Scan the listing below. Report each line that includes "Empresa".

- - - -

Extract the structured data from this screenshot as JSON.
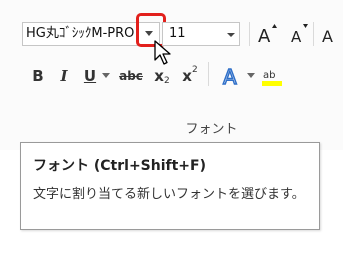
{
  "ribbon": {
    "font_name_value": "HG丸ｺﾞｼｯｸM-PRO",
    "font_size_value": "11",
    "grow_font_label": "A",
    "shrink_font_label": "A",
    "change_case_label": "A",
    "bold_label": "B",
    "italic_label": "I",
    "underline_label": "U",
    "strikethrough_label": "abc",
    "subscript_label": "x",
    "superscript_label": "x",
    "text_effects_label": "A",
    "highlight_label": "ab",
    "group_label": "フォント"
  },
  "tooltip": {
    "title": "フォント (Ctrl+Shift+F)",
    "description": "文字に割り当てる新しいフォントを選びます。"
  },
  "colors": {
    "highlight_box": "#e2201c",
    "text_highlight": "#ffff00",
    "text_effects": "#2f6fc8"
  }
}
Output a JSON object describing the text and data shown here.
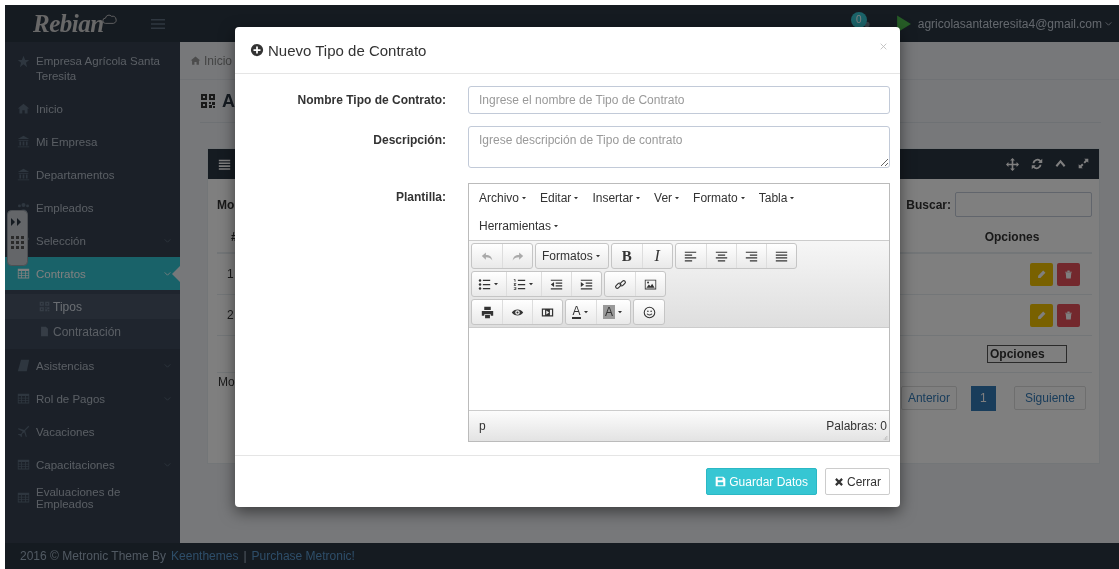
{
  "header": {
    "logo": "Rebian",
    "notification_count": "0",
    "user_email": "agricolasantateresita4@gmail.com"
  },
  "sidebar": {
    "items": [
      {
        "label": "Empresa Agrícola Santa Teresita",
        "submenu": false,
        "selected": false
      },
      {
        "label": "Inicio",
        "submenu": false,
        "selected": false
      },
      {
        "label": "Mi Empresa",
        "submenu": false,
        "selected": false
      },
      {
        "label": "Departamentos",
        "submenu": false,
        "selected": false
      },
      {
        "label": "Empleados",
        "submenu": false,
        "selected": false
      },
      {
        "label": "Selección",
        "submenu": true,
        "selected": false
      },
      {
        "label": "Contratos",
        "submenu": true,
        "selected": true,
        "children": [
          {
            "label": "Tipos",
            "selected": true
          },
          {
            "label": "Contratación",
            "selected": false
          }
        ]
      },
      {
        "label": "Asistencias",
        "submenu": true,
        "selected": false
      },
      {
        "label": "Rol de Pagos",
        "submenu": true,
        "selected": false
      },
      {
        "label": "Vacaciones",
        "submenu": false,
        "selected": false
      },
      {
        "label": "Capacitaciones",
        "submenu": true,
        "selected": false
      },
      {
        "label": "Evaluaciones de Empleados",
        "submenu": false,
        "selected": false
      }
    ]
  },
  "page": {
    "breadcrumb": "Inicio",
    "title": "A",
    "table_panel": {
      "show_entries": "Mo",
      "search_label": "Buscar:",
      "columns": [
        "#",
        "Opciones"
      ],
      "rows": [
        {
          "number": "1"
        },
        {
          "number": "2"
        }
      ],
      "column_filter": {
        "value": "Opciones"
      },
      "info": "Mo",
      "pagination": {
        "previous": "Anterior",
        "pages": [
          {
            "label": "1",
            "selected": true
          }
        ],
        "next": "Siguiente"
      }
    }
  },
  "modal": {
    "title": "Nuevo Tipo de Contrato",
    "fields": [
      {
        "kind": "input",
        "label": "Nombre Tipo de Contrato:",
        "placeholder": "Ingrese el nombre de Tipo de Contrato"
      },
      {
        "kind": "textarea",
        "label": "Descripción:",
        "placeholder": "Igrese descripción de Tipo de contrato"
      },
      {
        "kind": "editor",
        "label": "Plantilla:"
      }
    ],
    "editor": {
      "menus": [
        "Archivo",
        "Editar",
        "Insertar",
        "Ver",
        "Formato",
        "Tabla",
        "Herramientas"
      ],
      "toolbar": [
        [
          [
            {
              "kind": "undo",
              "disabled": true,
              "dropdown": false
            },
            {
              "kind": "redo",
              "disabled": true,
              "dropdown": false
            }
          ],
          [
            {
              "kind": "formats",
              "text": "Formatos",
              "disabled": false,
              "dropdown": true
            }
          ],
          [
            {
              "kind": "bold",
              "text": "B",
              "disabled": false,
              "dropdown": false
            },
            {
              "kind": "italic",
              "text": "I",
              "disabled": false,
              "dropdown": false
            }
          ],
          [
            {
              "kind": "alignleft",
              "disabled": false,
              "dropdown": false
            },
            {
              "kind": "aligncenter",
              "disabled": false,
              "dropdown": false
            },
            {
              "kind": "alignright",
              "disabled": false,
              "dropdown": false
            },
            {
              "kind": "justify",
              "disabled": false,
              "dropdown": false
            }
          ]
        ],
        [
          [
            {
              "kind": "bullist",
              "disabled": false,
              "dropdown": true
            },
            {
              "kind": "numlist",
              "disabled": false,
              "dropdown": true
            },
            {
              "kind": "outdent",
              "disabled": false,
              "dropdown": false
            },
            {
              "kind": "indent",
              "disabled": false,
              "dropdown": false
            }
          ],
          [
            {
              "kind": "link",
              "disabled": false,
              "dropdown": false
            },
            {
              "kind": "image",
              "disabled": false,
              "dropdown": false
            }
          ]
        ],
        [
          [
            {
              "kind": "print",
              "disabled": false,
              "dropdown": false
            },
            {
              "kind": "eye",
              "disabled": false,
              "dropdown": false
            },
            {
              "kind": "media",
              "disabled": false,
              "dropdown": false
            }
          ],
          [
            {
              "kind": "forecolor",
              "text": "A",
              "disabled": false,
              "dropdown": true
            },
            {
              "kind": "backcolor",
              "text": "A",
              "disabled": false,
              "dropdown": true
            }
          ],
          [
            {
              "kind": "smiley",
              "disabled": false,
              "dropdown": false
            }
          ]
        ]
      ],
      "path": "p",
      "word_count": "Palabras: 0"
    },
    "buttons": [
      {
        "kind": "primary",
        "label": "Guardar Datos"
      },
      {
        "kind": "default",
        "label": "Cerrar"
      }
    ]
  },
  "footer": {
    "text": "2016 © Metronic Theme By",
    "links": [
      "Keenthemes",
      "Purchase Metronic!"
    ],
    "separator": "|"
  }
}
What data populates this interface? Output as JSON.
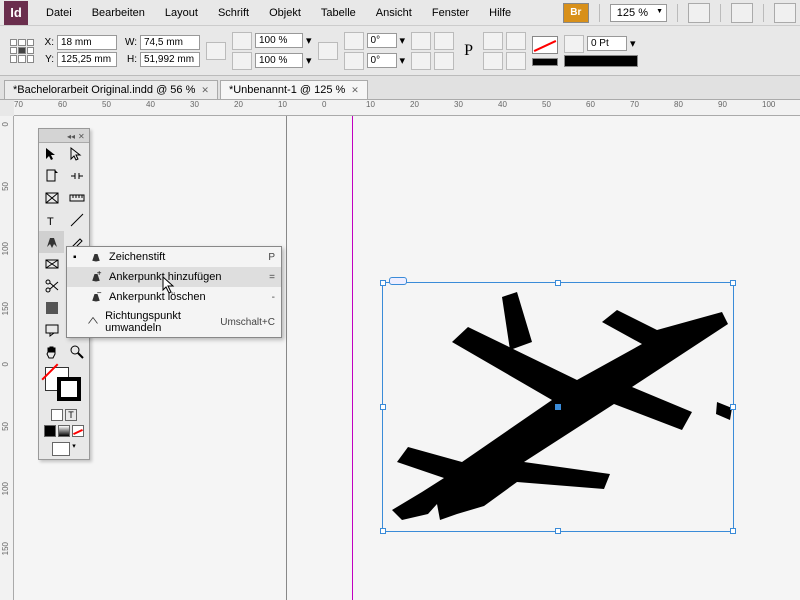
{
  "app": {
    "id_badge": "Id",
    "br_badge": "Br",
    "zoom": "125 %"
  },
  "menu": {
    "file": "Datei",
    "edit": "Bearbeiten",
    "layout": "Layout",
    "type": "Schrift",
    "object": "Objekt",
    "table": "Tabelle",
    "view": "Ansicht",
    "window": "Fenster",
    "help": "Hilfe"
  },
  "control": {
    "x": "18 mm",
    "y": "125,25 mm",
    "w": "74,5 mm",
    "h": "51,992 mm",
    "x_label": "X:",
    "y_label": "Y:",
    "w_label": "W:",
    "h_label": "H:",
    "scale_x": "100 %",
    "scale_y": "100 %",
    "rotate": "0°",
    "shear": "0°",
    "stroke_weight": "0 Pt"
  },
  "tabs": [
    {
      "title": "*Bachelorarbeit Original.indd @ 56 %",
      "active": false
    },
    {
      "title": "*Unbenannt-1 @ 125 %",
      "active": true
    }
  ],
  "ruler_h": [
    "70",
    "60",
    "50",
    "40",
    "30",
    "20",
    "10",
    "0",
    "10",
    "20",
    "30",
    "40",
    "50",
    "60",
    "70",
    "80",
    "90",
    "100"
  ],
  "ruler_v": [
    "0",
    "50",
    "100",
    "150",
    "0",
    "50",
    "100",
    "150"
  ],
  "flyout": {
    "items": [
      {
        "label": "Zeichenstift",
        "shortcut": "P",
        "checked": true
      },
      {
        "label": "Ankerpunkt hinzufügen",
        "shortcut": "=",
        "checked": false
      },
      {
        "label": "Ankerpunkt löschen",
        "shortcut": "-",
        "checked": false
      },
      {
        "label": "Richtungspunkt umwandeln",
        "shortcut": "Umschalt+C",
        "checked": false
      }
    ]
  }
}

- - - -

_RESULT FOR THIS EXERCISE_.
        "label": "Empresa Agrícola Santa Teresita",
        "label": "Mi Empresa",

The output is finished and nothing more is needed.